◆ **Goal of the exercise**:
Only the lines from the one containing "Extract the structured" through the end of the data below should be copied, each exactly as written and with both ends kept.

** start Materials provided **

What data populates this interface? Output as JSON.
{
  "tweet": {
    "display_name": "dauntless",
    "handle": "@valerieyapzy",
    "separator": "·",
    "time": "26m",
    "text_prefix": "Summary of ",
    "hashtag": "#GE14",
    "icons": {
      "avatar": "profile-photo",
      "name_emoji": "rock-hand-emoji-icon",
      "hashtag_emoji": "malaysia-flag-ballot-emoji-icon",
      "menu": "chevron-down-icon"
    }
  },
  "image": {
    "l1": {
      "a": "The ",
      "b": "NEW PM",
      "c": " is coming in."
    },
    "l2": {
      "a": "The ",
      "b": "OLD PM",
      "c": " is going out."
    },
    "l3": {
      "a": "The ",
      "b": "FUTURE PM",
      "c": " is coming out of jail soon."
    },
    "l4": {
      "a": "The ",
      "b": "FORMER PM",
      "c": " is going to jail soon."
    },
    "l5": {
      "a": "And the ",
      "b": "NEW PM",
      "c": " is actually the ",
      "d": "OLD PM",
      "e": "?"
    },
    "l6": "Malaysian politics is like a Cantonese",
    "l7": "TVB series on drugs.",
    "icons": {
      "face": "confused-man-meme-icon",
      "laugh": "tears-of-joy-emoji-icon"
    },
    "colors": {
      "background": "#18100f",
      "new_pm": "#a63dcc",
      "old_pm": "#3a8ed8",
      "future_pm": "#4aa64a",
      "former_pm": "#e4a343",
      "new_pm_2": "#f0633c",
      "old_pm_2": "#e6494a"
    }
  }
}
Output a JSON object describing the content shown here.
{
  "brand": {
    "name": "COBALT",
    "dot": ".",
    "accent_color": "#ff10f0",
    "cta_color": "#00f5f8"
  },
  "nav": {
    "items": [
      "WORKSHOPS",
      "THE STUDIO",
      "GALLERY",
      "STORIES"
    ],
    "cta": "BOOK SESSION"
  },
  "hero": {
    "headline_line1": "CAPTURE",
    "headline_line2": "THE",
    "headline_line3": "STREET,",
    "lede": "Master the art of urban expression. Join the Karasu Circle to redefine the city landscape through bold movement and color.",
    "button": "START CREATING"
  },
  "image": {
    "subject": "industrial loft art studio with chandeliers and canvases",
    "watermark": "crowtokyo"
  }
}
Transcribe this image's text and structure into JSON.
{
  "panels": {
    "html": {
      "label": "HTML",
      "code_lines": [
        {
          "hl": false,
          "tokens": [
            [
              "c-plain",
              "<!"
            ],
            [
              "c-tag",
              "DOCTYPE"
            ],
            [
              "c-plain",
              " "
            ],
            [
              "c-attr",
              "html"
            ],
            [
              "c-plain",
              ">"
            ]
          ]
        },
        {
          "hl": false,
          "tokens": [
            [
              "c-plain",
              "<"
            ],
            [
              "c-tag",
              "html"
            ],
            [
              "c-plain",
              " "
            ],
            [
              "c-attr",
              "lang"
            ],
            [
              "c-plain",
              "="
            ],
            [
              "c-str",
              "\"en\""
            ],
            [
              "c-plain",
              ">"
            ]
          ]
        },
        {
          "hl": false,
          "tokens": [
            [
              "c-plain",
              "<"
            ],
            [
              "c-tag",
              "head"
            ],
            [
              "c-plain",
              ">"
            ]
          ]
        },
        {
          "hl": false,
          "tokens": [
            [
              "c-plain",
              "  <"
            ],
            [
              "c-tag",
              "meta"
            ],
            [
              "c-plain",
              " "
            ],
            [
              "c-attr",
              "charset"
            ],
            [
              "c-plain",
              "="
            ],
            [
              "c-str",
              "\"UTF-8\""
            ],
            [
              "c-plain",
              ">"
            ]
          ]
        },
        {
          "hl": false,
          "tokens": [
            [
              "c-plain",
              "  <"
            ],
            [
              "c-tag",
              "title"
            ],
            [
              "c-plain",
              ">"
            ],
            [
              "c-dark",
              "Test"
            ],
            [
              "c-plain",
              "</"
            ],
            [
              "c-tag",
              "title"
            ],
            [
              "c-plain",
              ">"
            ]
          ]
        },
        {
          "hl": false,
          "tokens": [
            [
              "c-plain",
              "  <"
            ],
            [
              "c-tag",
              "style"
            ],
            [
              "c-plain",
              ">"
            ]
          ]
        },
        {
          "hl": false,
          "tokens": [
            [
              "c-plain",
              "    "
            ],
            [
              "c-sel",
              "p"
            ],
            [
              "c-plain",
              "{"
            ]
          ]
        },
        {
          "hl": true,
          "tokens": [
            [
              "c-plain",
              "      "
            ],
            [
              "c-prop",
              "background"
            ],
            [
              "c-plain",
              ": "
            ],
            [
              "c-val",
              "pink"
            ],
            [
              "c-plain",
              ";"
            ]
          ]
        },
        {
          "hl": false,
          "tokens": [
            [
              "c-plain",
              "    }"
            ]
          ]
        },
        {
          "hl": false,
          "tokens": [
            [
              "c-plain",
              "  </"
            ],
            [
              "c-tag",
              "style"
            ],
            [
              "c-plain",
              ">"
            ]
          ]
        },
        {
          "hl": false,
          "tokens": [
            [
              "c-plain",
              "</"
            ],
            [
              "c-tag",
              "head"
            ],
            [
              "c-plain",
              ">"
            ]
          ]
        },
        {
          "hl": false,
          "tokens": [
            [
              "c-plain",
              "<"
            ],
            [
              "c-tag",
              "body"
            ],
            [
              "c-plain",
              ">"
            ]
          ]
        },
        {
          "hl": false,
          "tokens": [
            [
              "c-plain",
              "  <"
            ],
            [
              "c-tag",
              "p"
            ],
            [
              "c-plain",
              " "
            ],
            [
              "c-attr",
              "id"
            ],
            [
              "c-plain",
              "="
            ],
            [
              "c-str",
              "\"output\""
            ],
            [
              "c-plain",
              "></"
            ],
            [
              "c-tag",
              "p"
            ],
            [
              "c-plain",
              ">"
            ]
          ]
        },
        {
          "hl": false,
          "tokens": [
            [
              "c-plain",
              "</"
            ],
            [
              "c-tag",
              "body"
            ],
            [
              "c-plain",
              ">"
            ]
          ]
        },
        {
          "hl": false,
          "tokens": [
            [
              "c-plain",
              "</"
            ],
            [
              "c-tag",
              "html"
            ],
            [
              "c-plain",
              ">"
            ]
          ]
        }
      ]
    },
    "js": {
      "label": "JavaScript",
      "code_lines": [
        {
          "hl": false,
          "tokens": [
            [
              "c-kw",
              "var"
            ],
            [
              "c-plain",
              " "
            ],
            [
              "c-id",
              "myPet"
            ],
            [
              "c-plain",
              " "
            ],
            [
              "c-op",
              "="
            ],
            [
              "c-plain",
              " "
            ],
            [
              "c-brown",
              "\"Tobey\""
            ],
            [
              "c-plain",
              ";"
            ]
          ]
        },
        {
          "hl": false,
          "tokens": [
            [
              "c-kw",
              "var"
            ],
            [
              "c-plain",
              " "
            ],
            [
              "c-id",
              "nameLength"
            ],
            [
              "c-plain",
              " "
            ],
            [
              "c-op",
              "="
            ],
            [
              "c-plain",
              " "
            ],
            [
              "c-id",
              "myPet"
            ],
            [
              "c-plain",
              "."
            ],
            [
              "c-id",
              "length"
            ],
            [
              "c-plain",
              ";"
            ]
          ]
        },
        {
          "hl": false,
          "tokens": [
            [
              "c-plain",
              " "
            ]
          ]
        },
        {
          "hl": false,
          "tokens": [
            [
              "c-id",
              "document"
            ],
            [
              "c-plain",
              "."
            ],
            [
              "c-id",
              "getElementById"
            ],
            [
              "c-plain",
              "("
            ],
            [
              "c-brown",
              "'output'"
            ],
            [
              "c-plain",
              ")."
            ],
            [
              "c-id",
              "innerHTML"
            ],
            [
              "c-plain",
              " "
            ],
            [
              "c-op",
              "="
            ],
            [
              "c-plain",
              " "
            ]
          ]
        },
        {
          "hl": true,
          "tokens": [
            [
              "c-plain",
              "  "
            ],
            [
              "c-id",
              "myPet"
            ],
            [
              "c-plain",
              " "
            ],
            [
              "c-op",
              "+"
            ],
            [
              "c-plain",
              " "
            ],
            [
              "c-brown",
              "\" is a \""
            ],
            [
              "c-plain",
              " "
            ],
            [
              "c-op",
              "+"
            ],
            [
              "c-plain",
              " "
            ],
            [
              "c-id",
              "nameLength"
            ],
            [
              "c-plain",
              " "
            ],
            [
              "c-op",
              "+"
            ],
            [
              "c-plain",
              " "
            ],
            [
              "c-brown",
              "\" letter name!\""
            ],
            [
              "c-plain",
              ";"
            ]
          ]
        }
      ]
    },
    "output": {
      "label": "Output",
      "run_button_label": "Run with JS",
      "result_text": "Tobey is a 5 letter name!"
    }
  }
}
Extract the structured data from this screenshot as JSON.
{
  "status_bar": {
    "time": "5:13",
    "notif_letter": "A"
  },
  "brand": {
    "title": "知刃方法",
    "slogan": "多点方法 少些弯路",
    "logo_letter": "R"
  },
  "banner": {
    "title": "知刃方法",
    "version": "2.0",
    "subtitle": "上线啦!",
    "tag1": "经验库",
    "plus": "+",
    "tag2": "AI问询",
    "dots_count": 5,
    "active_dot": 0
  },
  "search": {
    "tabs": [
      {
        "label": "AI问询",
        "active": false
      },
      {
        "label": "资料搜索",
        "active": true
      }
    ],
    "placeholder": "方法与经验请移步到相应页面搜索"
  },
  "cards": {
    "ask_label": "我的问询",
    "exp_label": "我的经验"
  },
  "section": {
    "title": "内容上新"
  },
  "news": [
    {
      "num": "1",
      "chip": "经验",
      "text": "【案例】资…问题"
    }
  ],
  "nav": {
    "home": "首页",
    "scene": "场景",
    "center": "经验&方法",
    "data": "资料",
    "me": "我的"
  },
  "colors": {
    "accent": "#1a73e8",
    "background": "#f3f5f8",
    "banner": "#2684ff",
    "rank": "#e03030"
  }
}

** end Materials provided **

◆ **Finished task**:
Extract the structured data from this screenshot as JSON.
{
  "status_bar": {
    "time": "5:13",
    "notif_letter": "A"
  },
  "brand": {
    "title": "知刃方法",
    "slogan": "多点方法 少些弯路",
    "logo_letter": "R"
  },
  "banner": {
    "title": "知刃方法",
    "version": "2.0",
    "subtitle": "上线啦!",
    "tag1": "经验库",
    "plus": "+",
    "tag2": "AI问询",
    "dots_count": 5,
    "active_dot": 0
  },
  "search": {
    "tabs": [
      {
        "label": "AI问询",
        "active": false
      },
      {
        "label": "资料搜索",
        "active": true
      }
    ],
    "placeholder": "方法与经验请移步到相应页面搜索"
  },
  "cards": {
    "ask_label": "我的问询",
    "exp_label": "我的经验"
  },
  "section": {
    "title": "内容上新"
  },
  "news": [
    {
      "num": "1",
      "chip": "经验",
      "text": "【案例】资…问题"
    }
  ],
  "nav": {
    "home": "首页",
    "scene": "场景",
    "center": "经验&方法",
    "data": "资料",
    "me": "我的"
  },
  "colors": {
    "accent": "#1a73e8",
    "background": "#f3f5f8",
    "banner": "#2684ff",
    "rank": "#e03030"
  }
}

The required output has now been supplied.